* START PAGE TEXT *

# Will WD passport overheat if kept in a case



## izzikio_rage (Apr 25, 2017)

Ok, so here's a funny question. I've heard of friends killing their hard disks by dropping them (even slight falls kill a hard disk that is running). I've been using my WD Mypassport for booting my windows to go and I'm really scared that this might happen. So I got a case from Amazon (this one Saco Shock Proof External Hard Disk Case for Seagate Backup Plus Slim 2TB Portable External Hard Drive with Mobile Device Backup USB 3.0 (Black) - Black - Buy Saco Shock Proof External Hard Disk Case for Seagate Backup Plus Slim 2TB Portable External Hard Drive with Mobile Device Backup USB 3.0 (Black) - Black Online at Low Price in India - Amazon.i). So can i keep my hard disk in this permanently or do I have the risk of the drive overheating ? In which case how do I protect it and not let it overheat?


----------



## Randy_Marsh (Apr 26, 2017)

I've been using WD essentials hard drive inside a thick case (just like you've shared above) from past 3-4 years and haven't faced any problems till now. However, I use it less often, like 2-3 times a week..that only for an hour or two.


----------



## izzikio_rage (Apr 26, 2017)

My use is also about 2-3 hours a day only. I've been keeping the case partly open to allow airflow. Seems like the best option

Sent from my ONEPLUS A3003 using Tapatalk


----------



## billubakra (Apr 26, 2017)

[MENTION=8593]izzikio_rage[/MENTION]
Please review the case if you buy it.

If we use an external hdd to watch videos for say 2-4 hours a day, then will it be okay? It can be connected to a pc or phone btw.


----------



## Zangetsu (Apr 27, 2017)

billubakra said:


> [MENTION=8593]izzikio_rage[/MENTION]
> Please review the case if you buy it.
> 
> If we use an external hdd to watch videos for say 2-4 hours a day, then will it be okay? It can be connected to a pc or phone btw.


u can use Ext HDD 24x7 with no issues at all only thing is read/write will anyway decrease its life each time u use it


----------



## billubakra (Apr 27, 2017)

Zangetsu said:


> u can use Ext HDD 24x7 with no issues at all *only thing is read/write will anyway decrease its life each time u use it*



I read somewhere that if we access external hdd's way too frequently, on a daily basis mostly, then the read write quality/speed is degraded at a higher rate so that is why I asked that question.


----------



## Nerevarine (Apr 27, 2017)

I also have a WD passport, also use it as Windows To Go Drive, I believe its safe.. Use it atleast 5-6 hours a day, doesnt heat as much as you describe


----------



## izzikio_rage (Apr 27, 2017)

Cool, got the case, quality is amazing, I'm sure it'll guard against small drops and stuff. 

Sent from my ONEPLUS A3003 using Tapatalk


----------



## Zangetsu (Apr 27, 2017)

billubakra said:


> I read somewhere that if we access external hdd's way too frequently, on a daily basis mostly, then the read write quality/speed is degraded at a higher rate so that is why I asked that question.

* END PAGE TEXT *
* START INFORMATION SHOWN *

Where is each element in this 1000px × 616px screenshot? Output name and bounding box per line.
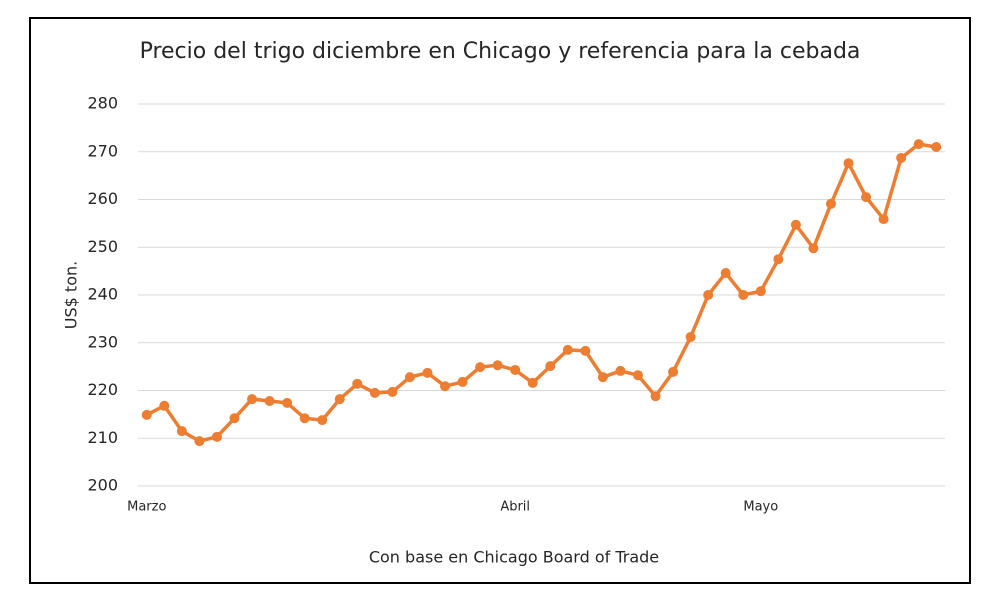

* END INFORMATION SHOWN *

WRITTEN INSTRUCTION 1
Answer these questions using the forum thread:
(a) What was izzikio_rage using the WD My Passport for?
(b) For how many years had Randy_Marsh been using a WD Essentials drive inside a thick case?
(c) How many hours a day does Nerevarine use a WD Passport?
WRITTEN INSTRUCTION 2
According to the forum thread, why did izzikio_rage buy a shock-proof case for the drive?

EXERCISE SOLUTION 1
(a) Booting Windows To Go.
(b) Three to four years.
(c) At least five to six hours a day.

EXERCISE SOLUTION 2
izzikio_rage had heard of friends killing their hard disks by dropping them, since even a slight fall can kill a running hard disk. Because the WD My Passport was being used to boot Windows To Go, izzikio_rage was afraid the same thing might happen and bought the case for protection.